### Task instructions
Write out the records beneath this line exactly as they appear, minus any images.

### Provided entries
--- start ---
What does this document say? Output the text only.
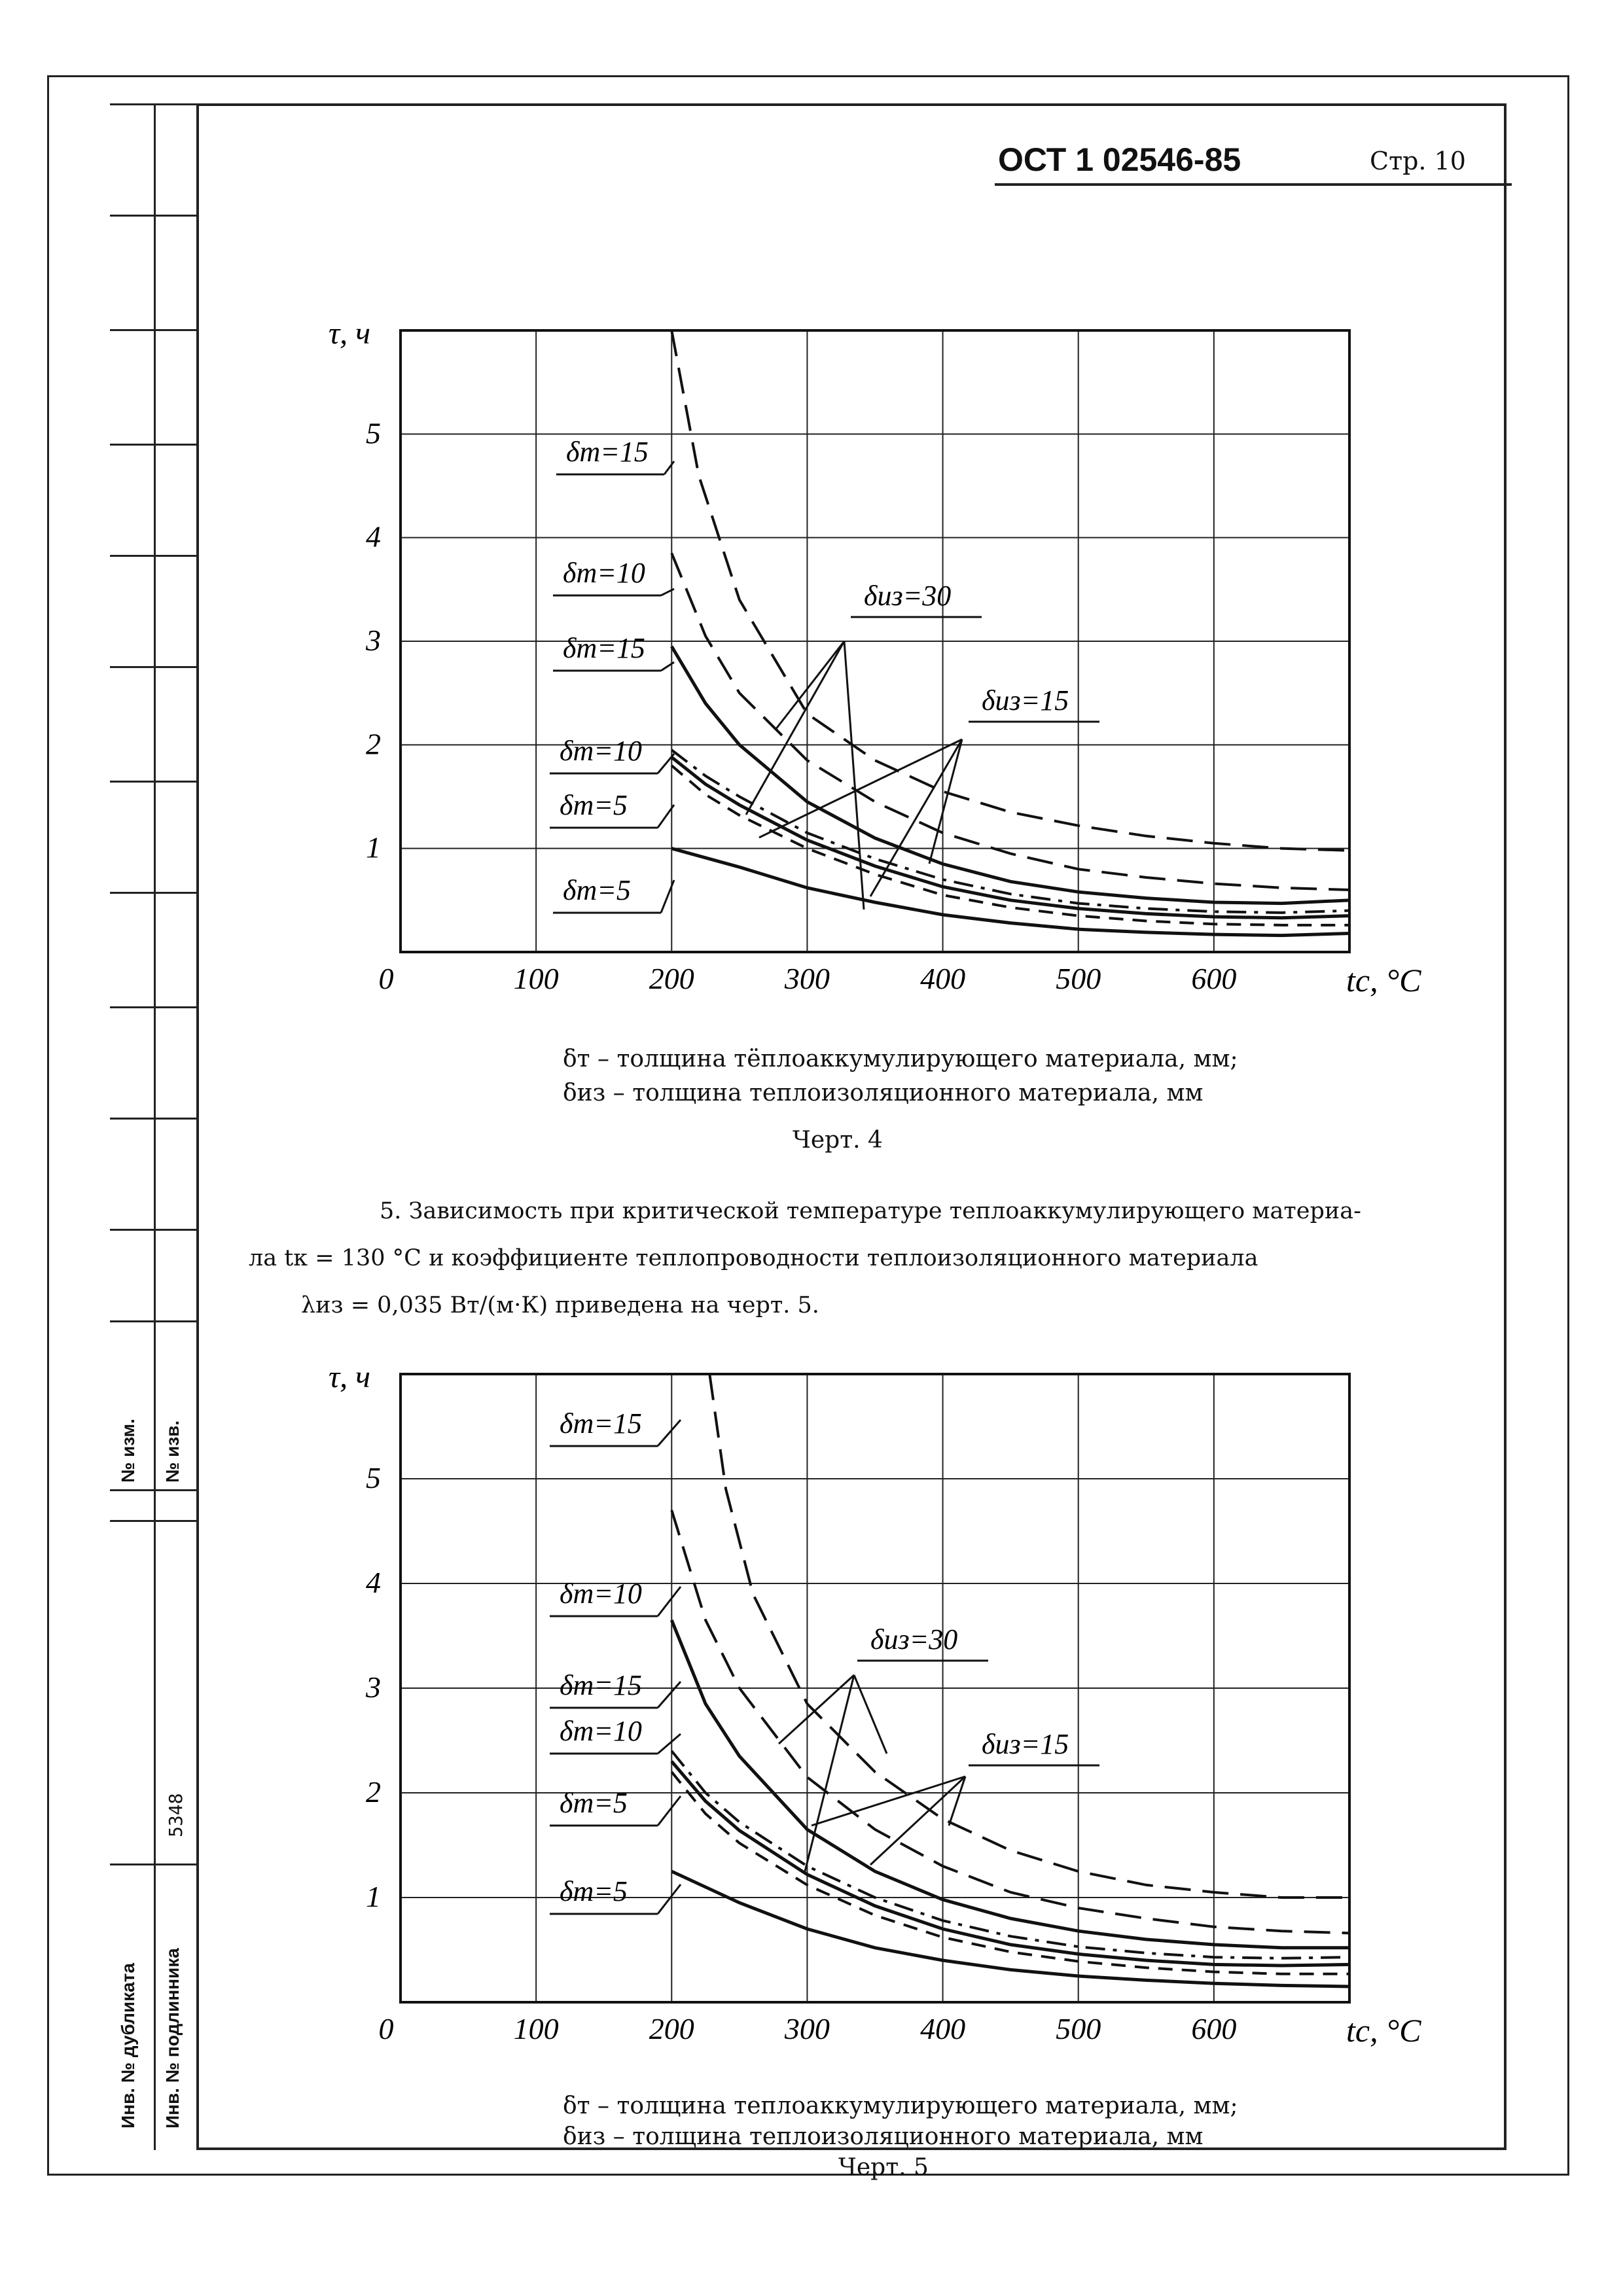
№ изм. № изв.
Инв. № дубликата Инв. № подлинника
5348
ОСТ 1 02546-85	Стр. 10
0	100	200	300	400	500	600
1
2
3
4
5
τ, ч
tc, °C
δт=15
δт=10
δт=15
δт=10
δт=5
δт=5
δиз=30
δиз=15
0	100	200	300	400	500	600
1
2
3
4
5
τ, ч
tc, °C
δт=15
δт=10
δт=15
δт=10
δт=5
δт=5
δиз=30
δиз=15
δт – толщина тёплоаккумулирующего материала, мм;
δиз – толщина теплоизоляционного материала, мм
Черт. 4

5. Зависимость при критической температуре теплоаккумулирующего материа-

ла tк = 130 °C и коэффициенте теплопроводности теплоизоляционного материала

λиз = 0,035 Вт/(м·К) приведена на черт. 5.

δт – толщина теплоаккумулирующего материала, мм;
δиз – толщина теплоизоляционного материала, мм
Черт. 5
--- end ---
### The completed task
What does this document say? Output the text only.
№ изм. № изв.
Инв. № дубликата Инв. № подлинника
5348
ОСТ 1 02546-85	Стр. 10
0	100	200	300	400	500	600
1
2
3
4
5
τ, ч
tc, °C
δт=15
δт=10
δт=15
δт=10
δт=5
δт=5
δиз=30
δиз=15
0	100	200	300	400	500	600
1
2
3
4
5
τ, ч
tc, °C
δт=15
δт=10
δт=15
δт=10
δт=5
δт=5
δиз=30
δиз=15
δт – толщина тёплоаккумулирующего материала, мм;
δиз – толщина теплоизоляционного материала, мм
Черт. 4

5. Зависимость при критической температуре теплоаккумулирующего материа-

ла tк = 130 °C и коэффициенте теплопроводности теплоизоляционного материала

λиз = 0,035 Вт/(м·К) приведена на черт. 5.

δт – толщина теплоаккумулирующего материала, мм;
δиз – толщина теплоизоляционного материала, мм
Черт. 5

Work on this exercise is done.